*** Dataset entries

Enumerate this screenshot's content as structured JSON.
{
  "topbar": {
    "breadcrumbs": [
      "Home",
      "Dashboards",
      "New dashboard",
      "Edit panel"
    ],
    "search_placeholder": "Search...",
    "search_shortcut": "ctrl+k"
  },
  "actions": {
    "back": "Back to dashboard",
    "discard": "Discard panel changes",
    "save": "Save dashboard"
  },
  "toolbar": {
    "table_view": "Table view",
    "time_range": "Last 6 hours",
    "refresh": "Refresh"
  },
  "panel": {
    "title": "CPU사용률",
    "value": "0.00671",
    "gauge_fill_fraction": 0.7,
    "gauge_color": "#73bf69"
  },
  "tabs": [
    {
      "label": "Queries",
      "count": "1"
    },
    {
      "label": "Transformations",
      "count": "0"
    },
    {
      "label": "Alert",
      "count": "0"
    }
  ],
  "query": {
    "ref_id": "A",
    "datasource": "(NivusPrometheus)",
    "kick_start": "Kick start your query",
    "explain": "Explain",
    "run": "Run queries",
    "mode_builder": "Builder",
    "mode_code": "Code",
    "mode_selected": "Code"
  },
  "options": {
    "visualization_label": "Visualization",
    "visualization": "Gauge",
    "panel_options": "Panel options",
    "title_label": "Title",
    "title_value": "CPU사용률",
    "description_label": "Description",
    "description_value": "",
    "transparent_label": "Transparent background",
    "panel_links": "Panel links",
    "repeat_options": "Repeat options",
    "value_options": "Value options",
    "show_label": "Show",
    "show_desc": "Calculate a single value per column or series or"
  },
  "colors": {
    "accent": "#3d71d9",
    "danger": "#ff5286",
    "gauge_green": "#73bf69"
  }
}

******

## Requirements
Please restate the records in full, word for word.

## Correct answer
Enumerate this screenshot's content as structured JSON.
{
  "topbar": {
    "breadcrumbs": [
      "Home",
      "Dashboards",
      "New dashboard",
      "Edit panel"
    ],
    "search_placeholder": "Search...",
    "search_shortcut": "ctrl+k"
  },
  "actions": {
    "back": "Back to dashboard",
    "discard": "Discard panel changes",
    "save": "Save dashboard"
  },
  "toolbar": {
    "table_view": "Table view",
    "time_range": "Last 6 hours",
    "refresh": "Refresh"
  },
  "panel": {
    "title": "CPU사용률",
    "value": "0.00671",
    "gauge_fill_fraction": 0.7,
    "gauge_color": "#73bf69"
  },
  "tabs": [
    {
      "label": "Queries",
      "count": "1"
    },
    {
      "label": "Transformations",
      "count": "0"
    },
    {
      "label": "Alert",
      "count": "0"
    }
  ],
  "query": {
    "ref_id": "A",
    "datasource": "(NivusPrometheus)",
    "kick_start": "Kick start your query",
    "explain": "Explain",
    "run": "Run queries",
    "mode_builder": "Builder",
    "mode_code": "Code",
    "mode_selected": "Code"
  },
  "options": {
    "visualization_label": "Visualization",
    "visualization": "Gauge",
    "panel_options": "Panel options",
    "title_label": "Title",
    "title_value": "CPU사용률",
    "description_label": "Description",
    "description_value": "",
    "transparent_label": "Transparent background",
    "panel_links": "Panel links",
    "repeat_options": "Repeat options",
    "value_options": "Value options",
    "show_label": "Show",
    "show_desc": "Calculate a single value per column or series or"
  },
  "colors": {
    "accent": "#3d71d9",
    "danger": "#ff5286",
    "gauge_green": "#73bf69"
  }
}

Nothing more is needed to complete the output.